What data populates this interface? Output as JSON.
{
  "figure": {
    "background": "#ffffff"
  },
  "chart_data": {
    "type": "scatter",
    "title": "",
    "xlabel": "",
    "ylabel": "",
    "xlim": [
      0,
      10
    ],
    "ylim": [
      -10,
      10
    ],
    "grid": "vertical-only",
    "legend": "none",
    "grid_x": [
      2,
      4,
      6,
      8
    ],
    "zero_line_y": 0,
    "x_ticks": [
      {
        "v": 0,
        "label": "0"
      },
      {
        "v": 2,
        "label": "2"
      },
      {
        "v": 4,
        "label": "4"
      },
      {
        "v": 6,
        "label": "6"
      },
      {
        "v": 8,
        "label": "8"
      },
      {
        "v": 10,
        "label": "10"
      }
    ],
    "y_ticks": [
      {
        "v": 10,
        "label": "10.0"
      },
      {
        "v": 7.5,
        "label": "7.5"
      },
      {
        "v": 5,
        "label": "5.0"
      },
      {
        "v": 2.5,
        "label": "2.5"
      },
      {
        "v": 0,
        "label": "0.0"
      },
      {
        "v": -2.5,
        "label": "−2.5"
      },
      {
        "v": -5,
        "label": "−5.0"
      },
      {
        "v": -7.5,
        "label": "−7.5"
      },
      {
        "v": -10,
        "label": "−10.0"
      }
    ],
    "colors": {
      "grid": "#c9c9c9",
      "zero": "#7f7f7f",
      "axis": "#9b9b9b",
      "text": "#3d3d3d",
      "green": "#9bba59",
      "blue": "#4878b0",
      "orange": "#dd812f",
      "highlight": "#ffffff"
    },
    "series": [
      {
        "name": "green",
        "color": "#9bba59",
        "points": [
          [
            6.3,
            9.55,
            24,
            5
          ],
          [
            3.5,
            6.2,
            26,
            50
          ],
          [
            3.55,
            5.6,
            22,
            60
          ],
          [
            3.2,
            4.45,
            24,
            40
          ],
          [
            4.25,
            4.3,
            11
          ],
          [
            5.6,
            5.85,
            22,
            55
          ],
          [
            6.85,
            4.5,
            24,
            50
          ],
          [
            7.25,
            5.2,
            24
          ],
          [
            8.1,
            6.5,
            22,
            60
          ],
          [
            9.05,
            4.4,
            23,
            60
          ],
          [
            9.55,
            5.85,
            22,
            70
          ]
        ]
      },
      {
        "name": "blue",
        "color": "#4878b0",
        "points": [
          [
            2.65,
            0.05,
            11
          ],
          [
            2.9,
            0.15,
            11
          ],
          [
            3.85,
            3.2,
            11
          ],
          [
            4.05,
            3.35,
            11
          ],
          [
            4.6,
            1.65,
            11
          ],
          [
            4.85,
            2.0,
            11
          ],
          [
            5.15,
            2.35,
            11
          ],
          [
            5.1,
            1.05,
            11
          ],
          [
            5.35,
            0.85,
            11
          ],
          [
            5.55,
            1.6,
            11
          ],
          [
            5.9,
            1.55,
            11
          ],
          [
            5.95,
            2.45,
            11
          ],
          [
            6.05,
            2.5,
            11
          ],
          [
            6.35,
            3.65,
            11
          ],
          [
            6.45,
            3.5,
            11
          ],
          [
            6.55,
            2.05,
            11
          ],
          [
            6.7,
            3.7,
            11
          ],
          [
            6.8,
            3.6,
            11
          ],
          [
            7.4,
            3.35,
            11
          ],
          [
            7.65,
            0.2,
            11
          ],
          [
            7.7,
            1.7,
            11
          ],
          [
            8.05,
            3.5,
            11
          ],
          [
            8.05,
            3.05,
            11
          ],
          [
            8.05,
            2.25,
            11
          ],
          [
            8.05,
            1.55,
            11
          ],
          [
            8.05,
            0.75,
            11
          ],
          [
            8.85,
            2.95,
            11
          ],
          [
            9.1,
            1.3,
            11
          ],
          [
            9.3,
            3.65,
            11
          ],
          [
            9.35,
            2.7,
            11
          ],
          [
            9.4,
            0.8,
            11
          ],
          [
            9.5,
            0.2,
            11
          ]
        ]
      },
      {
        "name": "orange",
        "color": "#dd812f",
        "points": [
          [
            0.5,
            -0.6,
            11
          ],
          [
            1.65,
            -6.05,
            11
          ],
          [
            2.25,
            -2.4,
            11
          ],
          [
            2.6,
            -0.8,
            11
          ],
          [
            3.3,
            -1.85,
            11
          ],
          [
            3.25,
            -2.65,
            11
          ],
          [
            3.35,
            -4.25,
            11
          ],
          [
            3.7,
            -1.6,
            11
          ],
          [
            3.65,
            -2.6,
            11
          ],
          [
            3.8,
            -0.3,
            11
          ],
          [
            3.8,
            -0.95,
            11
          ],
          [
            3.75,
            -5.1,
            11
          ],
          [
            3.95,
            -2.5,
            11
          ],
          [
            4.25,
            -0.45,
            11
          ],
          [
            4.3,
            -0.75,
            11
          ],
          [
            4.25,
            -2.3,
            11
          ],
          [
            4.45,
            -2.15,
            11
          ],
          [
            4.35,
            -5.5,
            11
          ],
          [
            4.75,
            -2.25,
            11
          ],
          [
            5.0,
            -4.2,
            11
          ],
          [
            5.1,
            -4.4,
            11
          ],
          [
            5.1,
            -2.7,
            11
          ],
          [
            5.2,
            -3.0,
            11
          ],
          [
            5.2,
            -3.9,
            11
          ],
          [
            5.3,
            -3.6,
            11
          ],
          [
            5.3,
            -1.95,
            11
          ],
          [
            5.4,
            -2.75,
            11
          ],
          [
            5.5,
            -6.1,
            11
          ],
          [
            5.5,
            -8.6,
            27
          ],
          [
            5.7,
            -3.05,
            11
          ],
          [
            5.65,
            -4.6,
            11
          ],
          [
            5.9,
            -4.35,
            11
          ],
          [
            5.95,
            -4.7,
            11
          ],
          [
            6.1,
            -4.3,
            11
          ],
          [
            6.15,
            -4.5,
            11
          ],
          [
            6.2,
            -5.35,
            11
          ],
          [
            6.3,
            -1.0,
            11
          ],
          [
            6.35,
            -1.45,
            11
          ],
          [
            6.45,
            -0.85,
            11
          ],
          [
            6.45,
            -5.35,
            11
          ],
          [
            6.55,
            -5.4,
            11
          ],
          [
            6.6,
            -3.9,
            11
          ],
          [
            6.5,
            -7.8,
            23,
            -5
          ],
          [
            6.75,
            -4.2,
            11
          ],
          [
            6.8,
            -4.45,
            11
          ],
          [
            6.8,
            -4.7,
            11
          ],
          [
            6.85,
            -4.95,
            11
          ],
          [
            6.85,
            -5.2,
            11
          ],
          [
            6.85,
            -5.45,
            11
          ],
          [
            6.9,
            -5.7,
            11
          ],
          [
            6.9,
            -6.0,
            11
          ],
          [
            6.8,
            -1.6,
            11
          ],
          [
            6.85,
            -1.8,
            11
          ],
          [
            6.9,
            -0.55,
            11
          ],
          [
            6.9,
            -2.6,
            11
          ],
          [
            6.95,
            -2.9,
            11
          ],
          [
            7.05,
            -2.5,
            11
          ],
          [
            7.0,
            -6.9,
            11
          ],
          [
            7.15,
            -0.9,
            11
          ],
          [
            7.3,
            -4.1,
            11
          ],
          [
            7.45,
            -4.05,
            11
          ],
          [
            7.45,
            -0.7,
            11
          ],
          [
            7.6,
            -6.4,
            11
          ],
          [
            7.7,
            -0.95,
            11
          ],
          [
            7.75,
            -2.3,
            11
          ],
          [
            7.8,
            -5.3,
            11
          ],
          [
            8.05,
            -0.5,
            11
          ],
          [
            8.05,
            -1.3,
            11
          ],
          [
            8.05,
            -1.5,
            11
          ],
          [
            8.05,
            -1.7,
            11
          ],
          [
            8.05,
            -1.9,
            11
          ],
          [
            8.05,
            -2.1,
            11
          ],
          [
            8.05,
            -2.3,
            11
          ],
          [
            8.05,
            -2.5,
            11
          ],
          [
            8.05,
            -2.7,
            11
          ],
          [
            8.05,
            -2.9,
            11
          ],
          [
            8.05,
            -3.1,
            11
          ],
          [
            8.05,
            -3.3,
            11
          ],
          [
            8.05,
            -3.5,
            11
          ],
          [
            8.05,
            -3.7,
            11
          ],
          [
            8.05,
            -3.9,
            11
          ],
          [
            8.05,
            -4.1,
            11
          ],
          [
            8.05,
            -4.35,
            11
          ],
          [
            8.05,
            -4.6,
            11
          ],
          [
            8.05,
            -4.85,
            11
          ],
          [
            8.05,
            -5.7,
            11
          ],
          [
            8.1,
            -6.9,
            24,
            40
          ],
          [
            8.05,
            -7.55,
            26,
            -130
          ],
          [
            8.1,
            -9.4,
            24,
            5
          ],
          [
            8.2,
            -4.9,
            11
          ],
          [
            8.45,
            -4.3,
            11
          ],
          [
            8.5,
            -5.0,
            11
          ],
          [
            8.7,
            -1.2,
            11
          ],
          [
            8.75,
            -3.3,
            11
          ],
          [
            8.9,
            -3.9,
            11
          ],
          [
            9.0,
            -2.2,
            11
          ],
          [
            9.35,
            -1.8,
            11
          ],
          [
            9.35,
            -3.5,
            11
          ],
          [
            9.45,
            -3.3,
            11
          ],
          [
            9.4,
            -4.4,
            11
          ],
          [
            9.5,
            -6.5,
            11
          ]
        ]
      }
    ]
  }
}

######

> **Job**:
Count the lines above that contain the word "ffffff". Give only the number.

> **Response to this exercise**:
2